DO THIS
Could you extract every entry below and reproduce it exactly?

DATA SECTION

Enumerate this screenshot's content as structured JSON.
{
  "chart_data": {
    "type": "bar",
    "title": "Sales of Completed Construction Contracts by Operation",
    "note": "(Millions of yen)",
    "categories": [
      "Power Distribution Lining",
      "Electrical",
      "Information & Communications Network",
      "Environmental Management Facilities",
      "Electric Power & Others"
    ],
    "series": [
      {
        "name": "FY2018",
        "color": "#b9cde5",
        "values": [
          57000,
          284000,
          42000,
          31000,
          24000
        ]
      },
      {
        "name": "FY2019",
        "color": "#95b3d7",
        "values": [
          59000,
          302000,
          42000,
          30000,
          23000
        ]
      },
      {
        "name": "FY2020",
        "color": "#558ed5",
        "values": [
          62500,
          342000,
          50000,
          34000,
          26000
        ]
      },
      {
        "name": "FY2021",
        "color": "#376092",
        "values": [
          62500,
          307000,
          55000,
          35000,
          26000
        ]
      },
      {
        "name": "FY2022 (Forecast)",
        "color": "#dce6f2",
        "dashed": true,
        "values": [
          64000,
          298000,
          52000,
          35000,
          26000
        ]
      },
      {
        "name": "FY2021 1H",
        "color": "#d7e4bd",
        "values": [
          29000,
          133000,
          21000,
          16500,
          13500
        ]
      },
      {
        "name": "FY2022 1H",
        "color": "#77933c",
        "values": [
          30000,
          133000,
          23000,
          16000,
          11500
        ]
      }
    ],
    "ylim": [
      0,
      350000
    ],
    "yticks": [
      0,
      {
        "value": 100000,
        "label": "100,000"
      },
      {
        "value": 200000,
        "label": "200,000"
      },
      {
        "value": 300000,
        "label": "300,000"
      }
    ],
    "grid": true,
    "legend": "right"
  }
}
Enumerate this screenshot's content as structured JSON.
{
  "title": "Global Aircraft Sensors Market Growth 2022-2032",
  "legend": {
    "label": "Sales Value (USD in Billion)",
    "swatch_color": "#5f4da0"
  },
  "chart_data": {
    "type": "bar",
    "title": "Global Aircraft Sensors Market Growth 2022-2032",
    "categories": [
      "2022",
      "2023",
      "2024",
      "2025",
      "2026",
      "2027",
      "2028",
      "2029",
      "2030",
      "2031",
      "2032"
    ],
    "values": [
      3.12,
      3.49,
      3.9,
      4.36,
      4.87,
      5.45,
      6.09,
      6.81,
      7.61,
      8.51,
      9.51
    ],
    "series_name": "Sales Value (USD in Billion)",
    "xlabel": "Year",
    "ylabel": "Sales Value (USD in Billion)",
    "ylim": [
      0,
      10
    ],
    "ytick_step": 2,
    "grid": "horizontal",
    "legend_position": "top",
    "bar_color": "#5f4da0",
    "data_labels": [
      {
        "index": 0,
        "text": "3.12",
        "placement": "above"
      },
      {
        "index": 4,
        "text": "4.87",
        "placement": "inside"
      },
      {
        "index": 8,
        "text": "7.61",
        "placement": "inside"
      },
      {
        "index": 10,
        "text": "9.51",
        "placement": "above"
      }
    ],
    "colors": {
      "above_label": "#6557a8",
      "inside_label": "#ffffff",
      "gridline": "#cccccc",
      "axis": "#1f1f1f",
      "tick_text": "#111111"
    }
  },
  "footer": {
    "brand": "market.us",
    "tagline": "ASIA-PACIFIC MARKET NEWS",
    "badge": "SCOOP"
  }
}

WORKED ANSWER
Enumerate this screenshot's content as structured JSON.
{
  "chart_data": {
    "type": "bar",
    "title": "Sales of Completed Construction Contracts by Operation",
    "note": "(Millions of yen)",
    "categories": [
      "Power Distribution Lining",
      "Electrical",
      "Information & Communications Network",
      "Environmental Management Facilities",
      "Electric Power & Others"
    ],
    "series": [
      {
        "name": "FY2018",
        "color": "#b9cde5",
        "values": [
          57000,
          284000,
          42000,
          31000,
          24000
        ]
      },
      {
        "name": "FY2019",
        "color": "#95b3d7",
        "values": [
          59000,
          302000,
          42000,
          30000,
          23000
        ]
      },
      {
        "name": "FY2020",
        "color": "#558ed5",
        "values": [
          62500,
          342000,
          50000,
          34000,
          26000
        ]
      },
      {
        "name": "FY2021",
        "color": "#376092",
        "values": [
          62500,
          307000,
          55000,
          35000,
          26000
        ]
      },
      {
        "name": "FY2022 (Forecast)",
        "color": "#dce6f2",
        "dashed": true,
        "values": [
          64000,
          298000,
          52000,
          35000,
          26000
        ]
      },
      {
        "name": "FY2021 1H",
        "color": "#d7e4bd",
        "values": [
          29000,
          133000,
          21000,
          16500,
          13500
        ]
      },
      {
        "name": "FY2022 1H",
        "color": "#77933c",
        "values": [
          30000,
          133000,
          23000,
          16000,
          11500
        ]
      }
    ],
    "ylim": [
      0,
      350000
    ],
    "yticks": [
      0,
      {
        "value": 100000,
        "label": "100,000"
      },
      {
        "value": 200000,
        "label": "200,000"
      },
      {
        "value": 300000,
        "label": "300,000"
      }
    ],
    "grid": true,
    "legend": "right"
  }
}
Enumerate this screenshot's content as structured JSON.
{
  "title": "Global Aircraft Sensors Market Growth 2022-2032",
  "legend": {
    "label": "Sales Value (USD in Billion)",
    "swatch_color": "#5f4da0"
  },
  "chart_data": {
    "type": "bar",
    "title": "Global Aircraft Sensors Market Growth 2022-2032",
    "categories": [
      "2022",
      "2023",
      "2024",
      "2025",
      "2026",
      "2027",
      "2028",
      "2029",
      "2030",
      "2031",
      "2032"
    ],
    "values": [
      3.12,
      3.49,
      3.9,
      4.36,
      4.87,
      5.45,
      6.09,
      6.81,
      7.61,
      8.51,
      9.51
    ],
    "series_name": "Sales Value (USD in Billion)",
    "xlabel": "Year",
    "ylabel": "Sales Value (USD in Billion)",
    "ylim": [
      0,
      10
    ],
    "ytick_step": 2,
    "grid": "horizontal",
    "legend_position": "top",
    "bar_color": "#5f4da0",
    "data_labels": [
      {
        "index": 0,
        "text": "3.12",
        "placement": "above"
      },
      {
        "index": 4,
        "text": "4.87",
        "placement": "inside"
      },
      {
        "index": 8,
        "text": "7.61",
        "placement": "inside"
      },
      {
        "index": 10,
        "text": "9.51",
        "placement": "above"
      }
    ],
    "colors": {
      "above_label": "#6557a8",
      "inside_label": "#ffffff",
      "gridline": "#cccccc",
      "axis": "#1f1f1f",
      "tick_text": "#111111"
    }
  },
  "footer": {
    "brand": "market.us",
    "tagline": "ASIA-PACIFIC MARKET NEWS",
    "badge": "SCOOP"
  }
}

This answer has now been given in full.